[Stored records]
- - - - - - -

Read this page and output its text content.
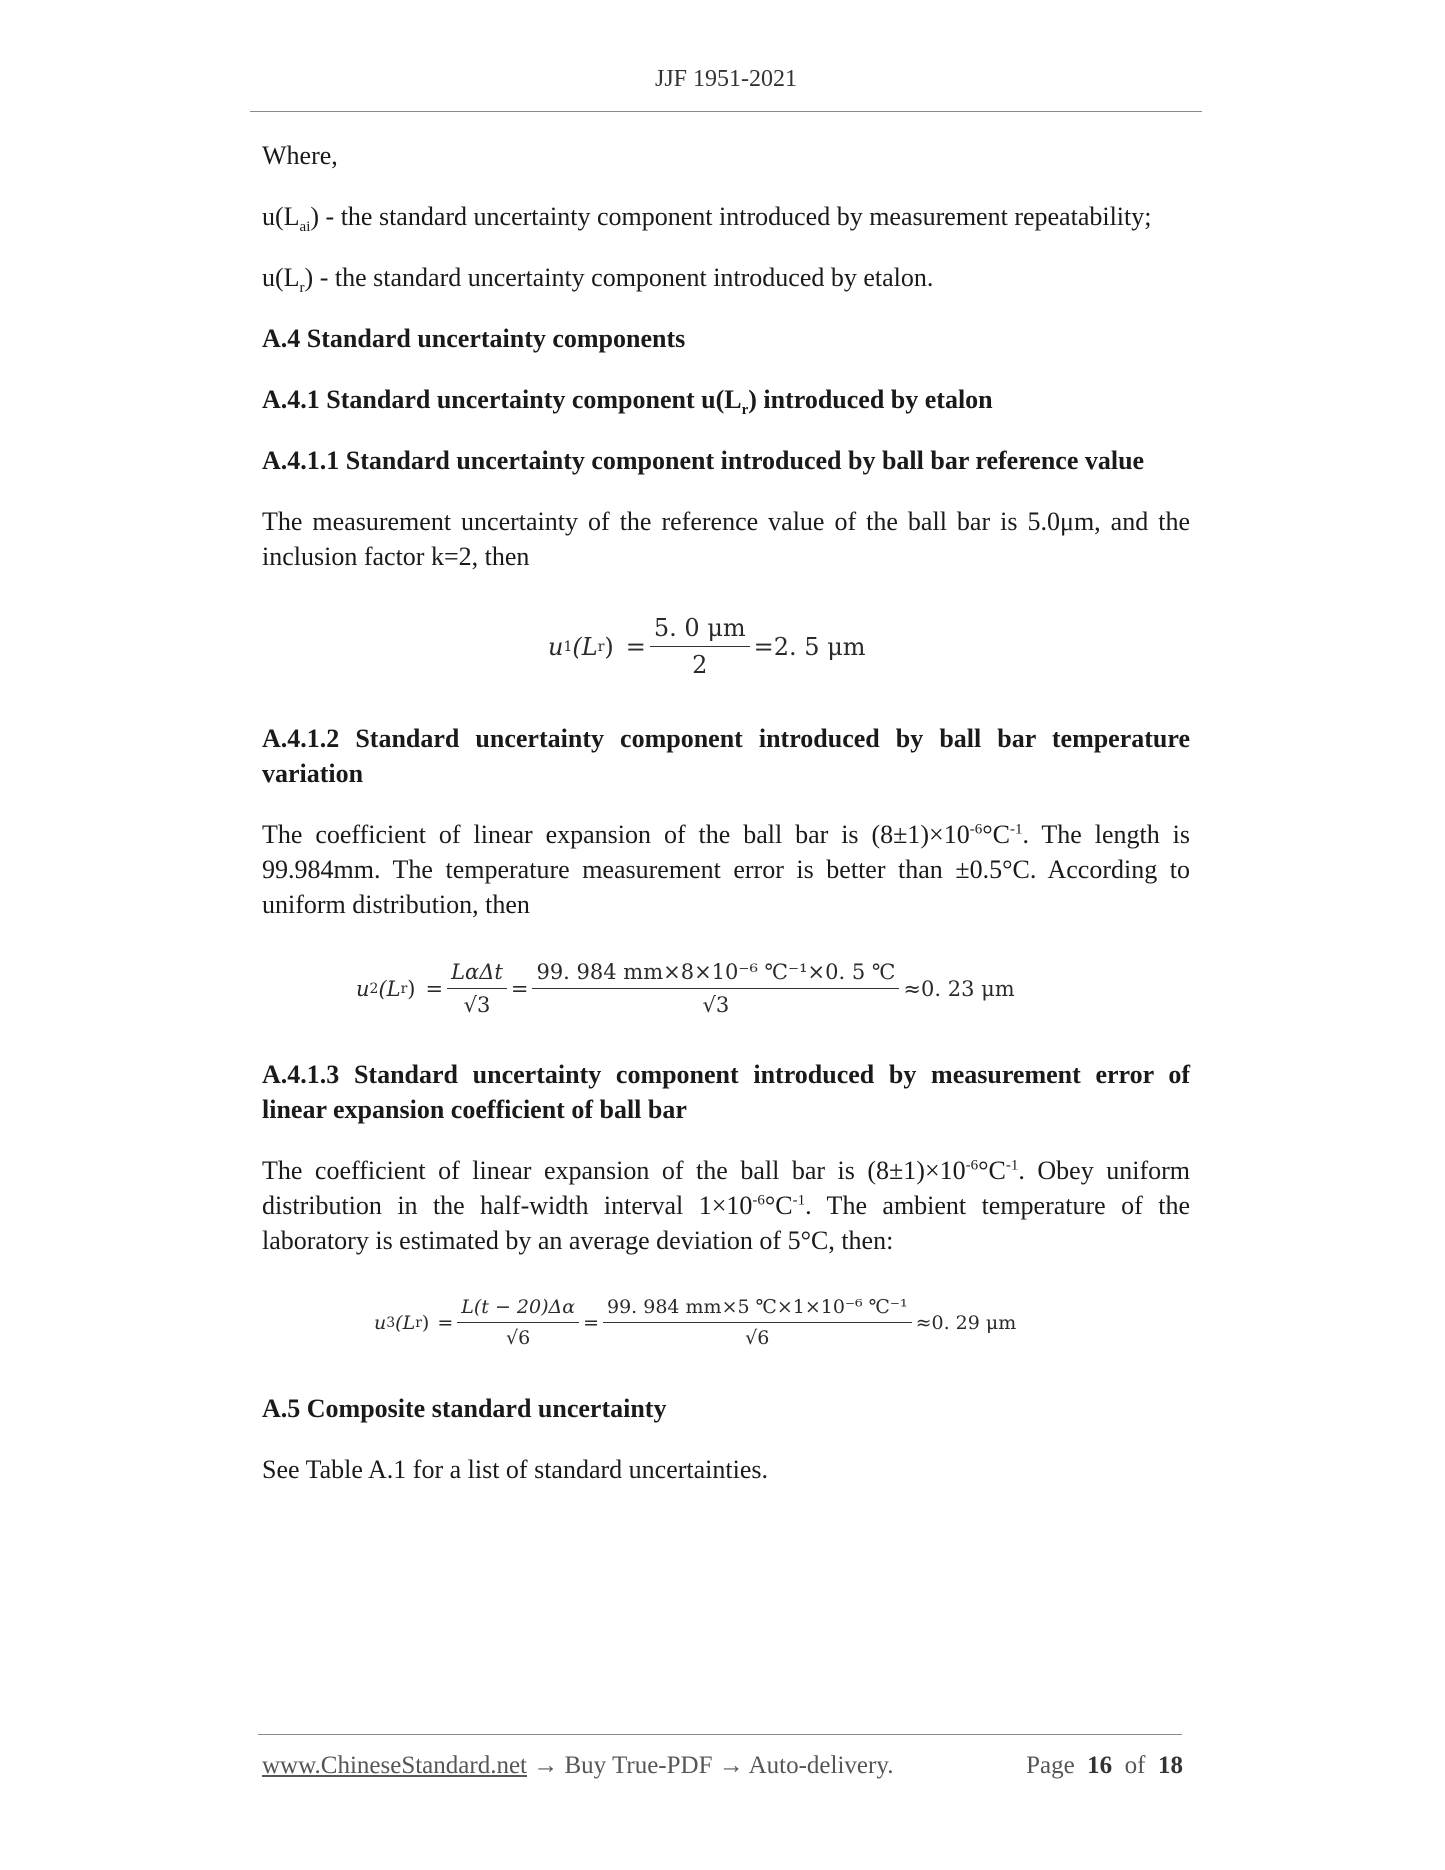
JJF 1951-2021

Where,

$u(L_{ai})$ - the standard uncertainty component introduced by measurement repeatability;

$u(L_r)$ - the standard uncertainty component introduced by etalon.

A.4 Standard uncertainty components

A.4.1 Standard uncertainty component $u(L_r)$ introduced by etalon

A.4.1.1 Standard uncertainty component introduced by ball bar reference value

The measurement uncertainty of the reference value of the ball bar is 5.0μm, and the inclusion factor k=2, then

u 1 (L r ) = $\frac{5. 0 \mu m}{2} =2$. 5 μm

A.4.1.2 Standard uncertainty component introduced by ball bar temperature variation

The coefficient of linear expansion of the ball bar is $(8\pm 1)\times 10^{-6}^\circ C^{-1}$. The length is 99.984mm. The temperature measurement error is better than ±0.5°C. According to uniform distribution, then

u 2 (L r ) = $\frac{\text{LαΔt}}{√3} = \frac{\text{99. 984 mm×8×10⁻⁶ ℃⁻¹×0. 5 ℃}}{√3} \approx 0$. 23 μm

A.4.1.3 Standard uncertainty component introduced by measurement error of linear expansion coefficient of ball bar

The coefficient of linear expansion of the ball bar is $(8\pm 1)\times 10^{-6}^\circ C^{-1}$. Obey uniform distribution in the half-width interval $1\times 10^{-6}^\circ C^{-1}$. The ambient temperature of the laboratory is estimated by an average deviation of 5°C, then:

u 3 (L r ) = $\frac{L(t - 20)\Delta\alpha}{√6} = \frac{\text{99. 984 mm×5 ℃×1×10⁻⁶ ℃⁻¹}}{√6} \approx 0$. 29 μm

A.5 Composite standard uncertainty

See Table A.1 for a list of standard uncertainties.

www.ChineseStandard.net → Buy True-PDF → Auto-delivery.	Page 16 of 18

- - - - - - -

**Exercise task**:
Each line in the data that holds the string "etalon" should be found and copied.

**Response to the task**:
$u(L_r)$ - the standard uncertainty component introduced by etalon.
A.4.1 Standard uncertainty component $u(L_r)$ introduced by etalon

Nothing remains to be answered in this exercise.